Go through the data below and copy it exactly, skipping every picture.

■ Material for this task ■
--- begin ---
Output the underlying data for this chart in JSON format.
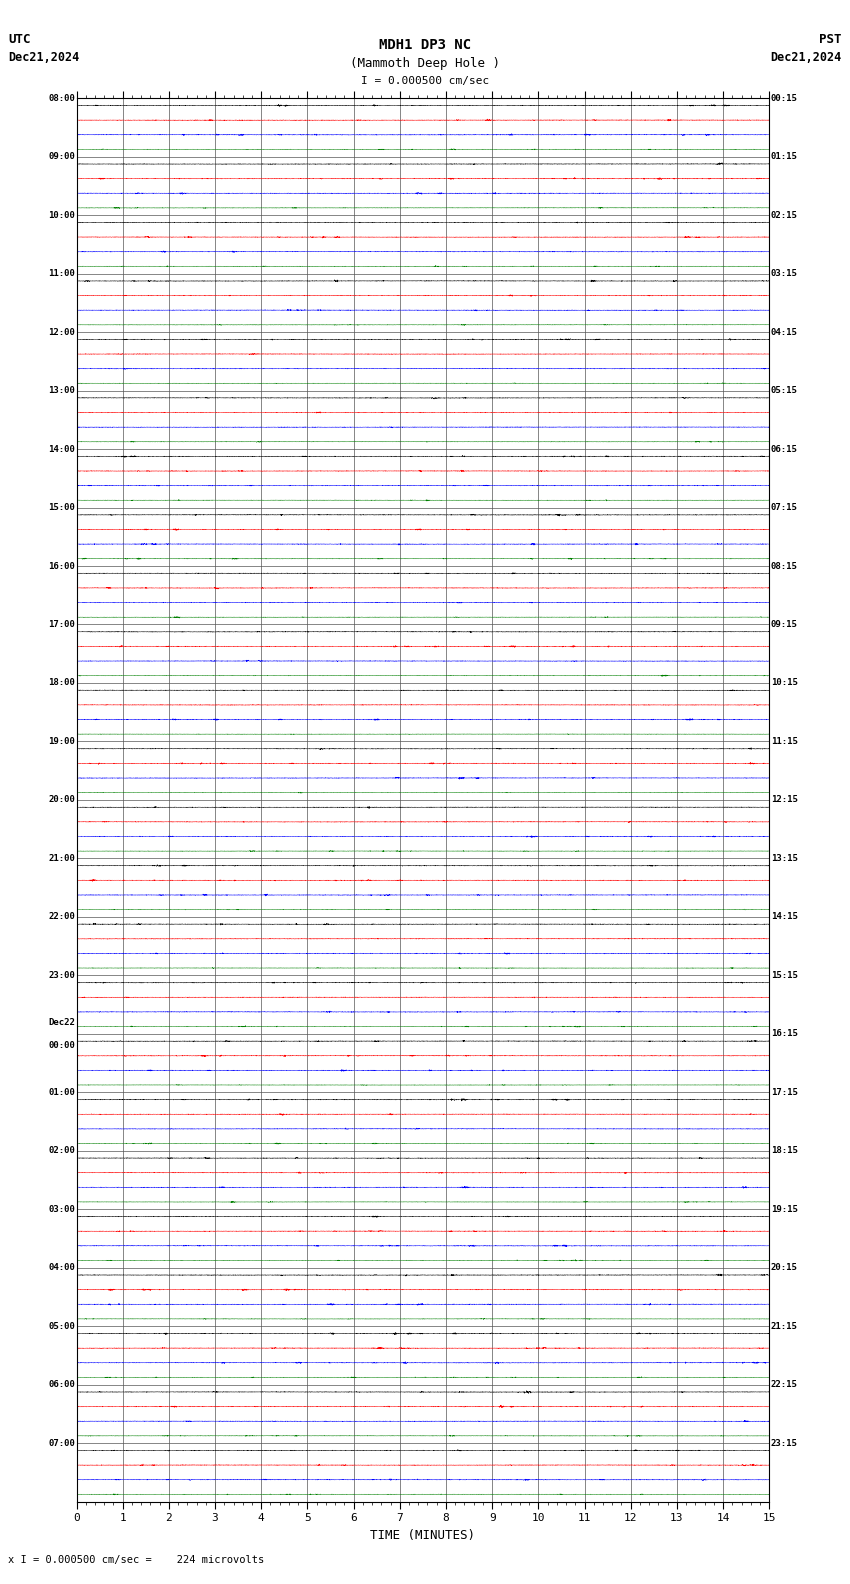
{
  "title_line1": "MDH1 DP3 NC",
  "title_line2": "(Mammoth Deep Hole )",
  "title_scale": "I = 0.000500 cm/sec",
  "utc_label": "UTC",
  "utc_date": "Dec21,2024",
  "pst_label": "PST",
  "pst_date": "Dec21,2024",
  "bottom_label": "TIME (MINUTES)",
  "bottom_note": "x I = 0.000500 cm/sec =    224 microvolts",
  "xlabel_ticks": [
    0,
    1,
    2,
    3,
    4,
    5,
    6,
    7,
    8,
    9,
    10,
    11,
    12,
    13,
    14,
    15
  ],
  "left_times_utc": [
    "08:00",
    "09:00",
    "10:00",
    "11:00",
    "12:00",
    "13:00",
    "14:00",
    "15:00",
    "16:00",
    "17:00",
    "18:00",
    "19:00",
    "20:00",
    "21:00",
    "22:00",
    "23:00",
    "Dec22\n00:00",
    "01:00",
    "02:00",
    "03:00",
    "04:00",
    "05:00",
    "06:00",
    "07:00"
  ],
  "right_times_pst": [
    "00:15",
    "01:15",
    "02:15",
    "03:15",
    "04:15",
    "05:15",
    "06:15",
    "07:15",
    "08:15",
    "09:15",
    "10:15",
    "11:15",
    "12:15",
    "13:15",
    "14:15",
    "15:15",
    "16:15",
    "17:15",
    "18:15",
    "19:15",
    "20:15",
    "21:15",
    "22:15",
    "23:15"
  ],
  "n_rows": 24,
  "n_traces_per_row": 4,
  "trace_colors": [
    "black",
    "red",
    "blue",
    "green"
  ],
  "bg_color": "white",
  "grid_color": "#888888",
  "fig_width": 8.5,
  "fig_height": 15.84,
  "dpi": 100,
  "noise_amp_black": 0.006,
  "noise_amp_red": 0.006,
  "noise_amp_blue": 0.006,
  "noise_amp_green": 0.004
}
--- end ---
■ Answer to this problem ■
Output the underlying data for this chart in JSON format.
{
  "title_line1": "MDH1 DP3 NC",
  "title_line2": "(Mammoth Deep Hole )",
  "title_scale": "I = 0.000500 cm/sec",
  "utc_label": "UTC",
  "utc_date": "Dec21,2024",
  "pst_label": "PST",
  "pst_date": "Dec21,2024",
  "bottom_label": "TIME (MINUTES)",
  "bottom_note": "x I = 0.000500 cm/sec =    224 microvolts",
  "xlabel_ticks": [
    0,
    1,
    2,
    3,
    4,
    5,
    6,
    7,
    8,
    9,
    10,
    11,
    12,
    13,
    14,
    15
  ],
  "left_times_utc": [
    "08:00",
    "09:00",
    "10:00",
    "11:00",
    "12:00",
    "13:00",
    "14:00",
    "15:00",
    "16:00",
    "17:00",
    "18:00",
    "19:00",
    "20:00",
    "21:00",
    "22:00",
    "23:00",
    "Dec22\n00:00",
    "01:00",
    "02:00",
    "03:00",
    "04:00",
    "05:00",
    "06:00",
    "07:00"
  ],
  "right_times_pst": [
    "00:15",
    "01:15",
    "02:15",
    "03:15",
    "04:15",
    "05:15",
    "06:15",
    "07:15",
    "08:15",
    "09:15",
    "10:15",
    "11:15",
    "12:15",
    "13:15",
    "14:15",
    "15:15",
    "16:15",
    "17:15",
    "18:15",
    "19:15",
    "20:15",
    "21:15",
    "22:15",
    "23:15"
  ],
  "n_rows": 24,
  "n_traces_per_row": 4,
  "trace_colors": [
    "black",
    "red",
    "blue",
    "green"
  ],
  "bg_color": "white",
  "grid_color": "#888888",
  "fig_width": 8.5,
  "fig_height": 15.84,
  "dpi": 100,
  "noise_amp_black": 0.006,
  "noise_amp_red": 0.006,
  "noise_amp_blue": 0.006,
  "noise_amp_green": 0.004
}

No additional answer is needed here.